— begin Records for the task —

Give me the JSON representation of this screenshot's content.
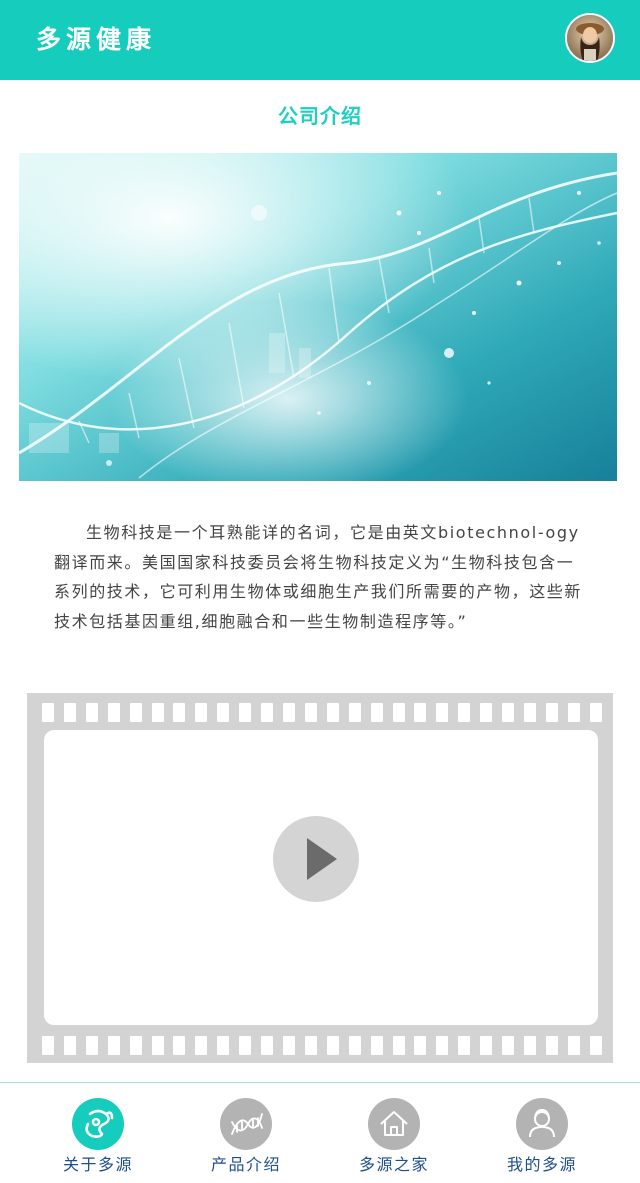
{
  "header": {
    "app_title": "多源健康",
    "avatar_icon": "user-avatar-photo"
  },
  "section": {
    "title": "公司介绍"
  },
  "banner": {
    "image": "dna-helix-illustration"
  },
  "intro": {
    "text": "生物科技是一个耳熟能详的名词，它是由英文biotechnol-ogy翻译而来。美国国家科技委员会将生物科技定义为“生物科技包含一系列的技术，它可利用生物体或细胞生产我们所需要的产物，这些新技术包括基因重组,细胞融合和一些生物制造程序等。”"
  },
  "video": {
    "play_icon": "play-icon"
  },
  "nav": {
    "items": [
      {
        "label": "关于多源",
        "icon": "about-icon",
        "active": true
      },
      {
        "label": "产品介绍",
        "icon": "dna-icon",
        "active": false
      },
      {
        "label": "多源之家",
        "icon": "home-icon",
        "active": false
      },
      {
        "label": "我的多源",
        "icon": "user-icon",
        "active": false
      }
    ]
  },
  "colors": {
    "accent": "#16ccbc",
    "nav_label": "#1e4e8c",
    "inactive_icon": "#b3b3b3"
  }
}
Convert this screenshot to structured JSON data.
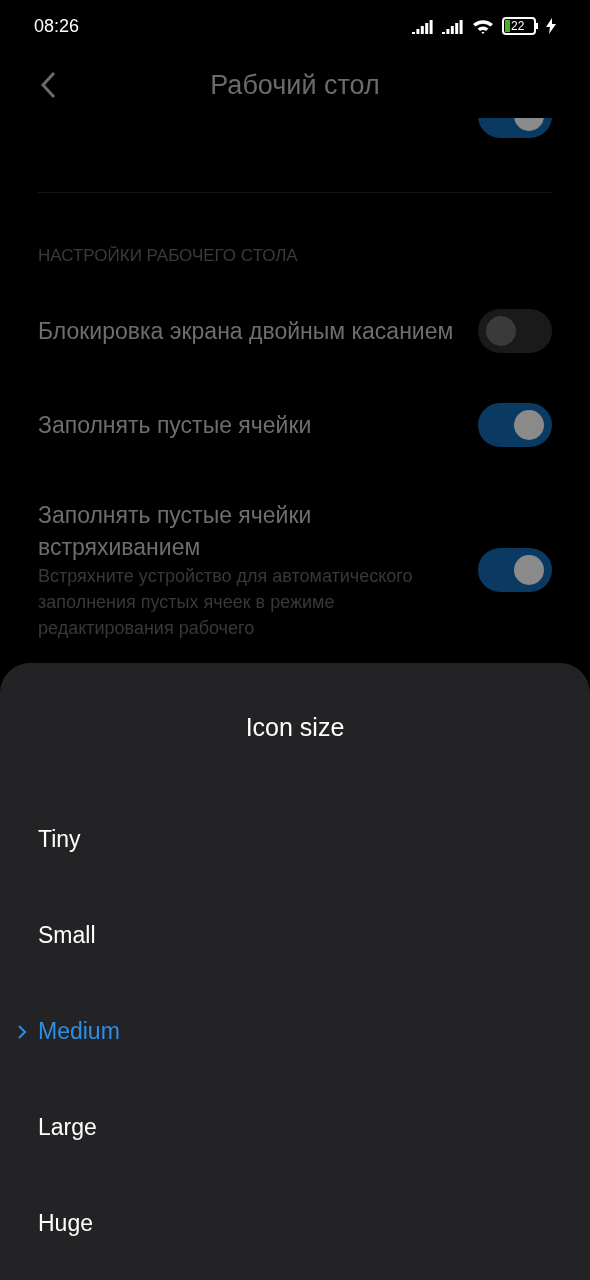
{
  "status_bar": {
    "time": "08:26",
    "battery": "22"
  },
  "header": {
    "title": "Рабочий стол"
  },
  "top_toggle": {
    "on": true
  },
  "section": {
    "title": "НАСТРОЙКИ РАБОЧЕГО СТОЛА",
    "rows": [
      {
        "label": "Блокировка экрана двойным касанием",
        "on": false
      },
      {
        "label": "Заполнять пустые ячейки",
        "on": true
      },
      {
        "label": "Заполнять пустые ячейки встряхиванием",
        "description": "Встряхните устройство для автоматического заполнения пустых ячеек в режиме редактирования рабочего",
        "on": true
      }
    ]
  },
  "sheet": {
    "title": "Icon size",
    "options": [
      {
        "label": "Tiny",
        "selected": false
      },
      {
        "label": "Small",
        "selected": false
      },
      {
        "label": "Medium",
        "selected": true
      },
      {
        "label": "Large",
        "selected": false
      },
      {
        "label": "Huge",
        "selected": false
      }
    ]
  }
}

— end Records for the task —

§ **Task prompt**:
Copy all lines from the material that include "пустые".

§ **Correct result**:
        "label": "Заполнять пустые ячейки",
        "label": "Заполнять пустые ячейки встряхиванием",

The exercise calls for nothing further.